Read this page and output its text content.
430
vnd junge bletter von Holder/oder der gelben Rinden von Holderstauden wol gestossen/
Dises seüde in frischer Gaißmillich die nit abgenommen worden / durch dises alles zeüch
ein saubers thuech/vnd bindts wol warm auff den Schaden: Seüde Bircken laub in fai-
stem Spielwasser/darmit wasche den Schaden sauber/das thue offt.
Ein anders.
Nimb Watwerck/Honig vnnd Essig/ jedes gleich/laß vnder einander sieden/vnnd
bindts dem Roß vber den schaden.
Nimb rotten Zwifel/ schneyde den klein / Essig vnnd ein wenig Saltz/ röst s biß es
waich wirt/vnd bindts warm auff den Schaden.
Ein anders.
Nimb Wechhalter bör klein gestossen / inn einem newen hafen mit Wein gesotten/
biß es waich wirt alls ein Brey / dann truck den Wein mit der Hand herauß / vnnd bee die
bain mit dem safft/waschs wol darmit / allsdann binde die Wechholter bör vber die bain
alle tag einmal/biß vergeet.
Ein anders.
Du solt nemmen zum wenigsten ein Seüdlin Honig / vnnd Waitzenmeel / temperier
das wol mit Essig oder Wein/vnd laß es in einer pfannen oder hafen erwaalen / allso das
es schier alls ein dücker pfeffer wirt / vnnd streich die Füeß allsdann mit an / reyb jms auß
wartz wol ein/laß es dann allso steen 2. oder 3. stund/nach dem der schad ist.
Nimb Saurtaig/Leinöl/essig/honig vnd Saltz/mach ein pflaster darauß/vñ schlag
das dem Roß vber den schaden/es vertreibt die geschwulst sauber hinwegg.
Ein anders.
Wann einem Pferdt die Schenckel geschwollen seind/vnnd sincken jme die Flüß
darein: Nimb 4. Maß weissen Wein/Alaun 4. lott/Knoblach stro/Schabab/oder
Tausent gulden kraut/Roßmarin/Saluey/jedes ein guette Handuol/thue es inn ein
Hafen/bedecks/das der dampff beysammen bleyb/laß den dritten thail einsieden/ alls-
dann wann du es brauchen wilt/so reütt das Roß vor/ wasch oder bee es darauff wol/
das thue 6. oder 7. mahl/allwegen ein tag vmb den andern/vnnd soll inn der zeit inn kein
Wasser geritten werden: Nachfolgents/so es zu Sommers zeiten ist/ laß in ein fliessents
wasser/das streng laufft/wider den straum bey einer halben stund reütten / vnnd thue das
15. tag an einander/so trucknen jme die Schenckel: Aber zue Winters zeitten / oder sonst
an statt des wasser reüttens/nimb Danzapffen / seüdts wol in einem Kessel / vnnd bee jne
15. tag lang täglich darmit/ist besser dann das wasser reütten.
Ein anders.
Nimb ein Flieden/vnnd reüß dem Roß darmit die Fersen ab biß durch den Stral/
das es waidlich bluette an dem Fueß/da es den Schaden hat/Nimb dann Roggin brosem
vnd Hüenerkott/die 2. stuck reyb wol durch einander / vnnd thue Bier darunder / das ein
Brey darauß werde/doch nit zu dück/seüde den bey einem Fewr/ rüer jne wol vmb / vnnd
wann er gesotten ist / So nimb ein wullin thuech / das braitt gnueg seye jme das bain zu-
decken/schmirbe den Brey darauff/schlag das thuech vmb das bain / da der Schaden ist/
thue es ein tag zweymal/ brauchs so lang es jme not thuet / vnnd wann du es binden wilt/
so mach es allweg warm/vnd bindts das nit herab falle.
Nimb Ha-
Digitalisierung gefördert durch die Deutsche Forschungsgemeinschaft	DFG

※ ※ ※

-- YOUR INSTRUCTIONS --
Retype all the data, changing nothing.

-- WRITTEN ANSWER --
Read this page and output its text content.
430
vnd junge bletter von Holder/oder der gelben Rinden von Holderstauden wol gestossen/
Dises seüde in frischer Gaißmillich die nit abgenommen worden / durch dises alles zeüch
ein saubers thuech/vnd bindts wol warm auff den Schaden: Seüde Bircken laub in fai-
stem Spielwasser/darmit wasche den Schaden sauber/das thue offt.
Ein anders.
Nimb Watwerck/Honig vnnd Essig/ jedes gleich/laß vnder einander sieden/vnnd
bindts dem Roß vber den schaden.
Nimb rotten Zwifel/ schneyde den klein / Essig vnnd ein wenig Saltz/ röst s biß es
waich wirt/vnd bindts warm auff den Schaden.
Ein anders.
Nimb Wechhalter bör klein gestossen / inn einem newen hafen mit Wein gesotten/
biß es waich wirt alls ein Brey / dann truck den Wein mit der Hand herauß / vnnd bee die
bain mit dem safft/waschs wol darmit / allsdann binde die Wechholter bör vber die bain
alle tag einmal/biß vergeet.
Ein anders.
Du solt nemmen zum wenigsten ein Seüdlin Honig / vnnd Waitzenmeel / temperier
das wol mit Essig oder Wein/vnd laß es in einer pfannen oder hafen erwaalen / allso das
es schier alls ein dücker pfeffer wirt / vnnd streich die Füeß allsdann mit an / reyb jms auß
wartz wol ein/laß es dann allso steen 2. oder 3. stund/nach dem der schad ist.
Nimb Saurtaig/Leinöl/essig/honig vnd Saltz/mach ein pflaster darauß/vñ schlag
das dem Roß vber den schaden/es vertreibt die geschwulst sauber hinwegg.
Ein anders.
Wann einem Pferdt die Schenckel geschwollen seind/vnnd sincken jme die Flüß
darein: Nimb 4. Maß weissen Wein/Alaun 4. lott/Knoblach stro/Schabab/oder
Tausent gulden kraut/Roßmarin/Saluey/jedes ein guette Handuol/thue es inn ein
Hafen/bedecks/das der dampff beysammen bleyb/laß den dritten thail einsieden/ alls-
dann wann du es brauchen wilt/so reütt das Roß vor/ wasch oder bee es darauff wol/
das thue 6. oder 7. mahl/allwegen ein tag vmb den andern/vnnd soll inn der zeit inn kein
Wasser geritten werden: Nachfolgents/so es zu Sommers zeiten ist/ laß in ein fliessents
wasser/das streng laufft/wider den straum bey einer halben stund reütten / vnnd thue das
15. tag an einander/so trucknen jme die Schenckel: Aber zue Winters zeitten / oder sonst
an statt des wasser reüttens/nimb Danzapffen / seüdts wol in einem Kessel / vnnd bee jne
15. tag lang täglich darmit/ist besser dann das wasser reütten.
Ein anders.
Nimb ein Flieden/vnnd reüß dem Roß darmit die Fersen ab biß durch den Stral/
das es waidlich bluette an dem Fueß/da es den Schaden hat/Nimb dann Roggin brosem
vnd Hüenerkott/die 2. stuck reyb wol durch einander / vnnd thue Bier darunder / das ein
Brey darauß werde/doch nit zu dück/seüde den bey einem Fewr/ rüer jne wol vmb / vnnd
wann er gesotten ist / So nimb ein wullin thuech / das braitt gnueg seye jme das bain zu-
decken/schmirbe den Brey darauff/schlag das thuech vmb das bain / da der Schaden ist/
thue es ein tag zweymal/ brauchs so lang es jme not thuet / vnnd wann du es binden wilt/
so mach es allweg warm/vnd bindts das nit herab falle.
Nimb Ha-
Digitalisierung gefördert durch die Deutsche Forschungsgemeinschaft	DFG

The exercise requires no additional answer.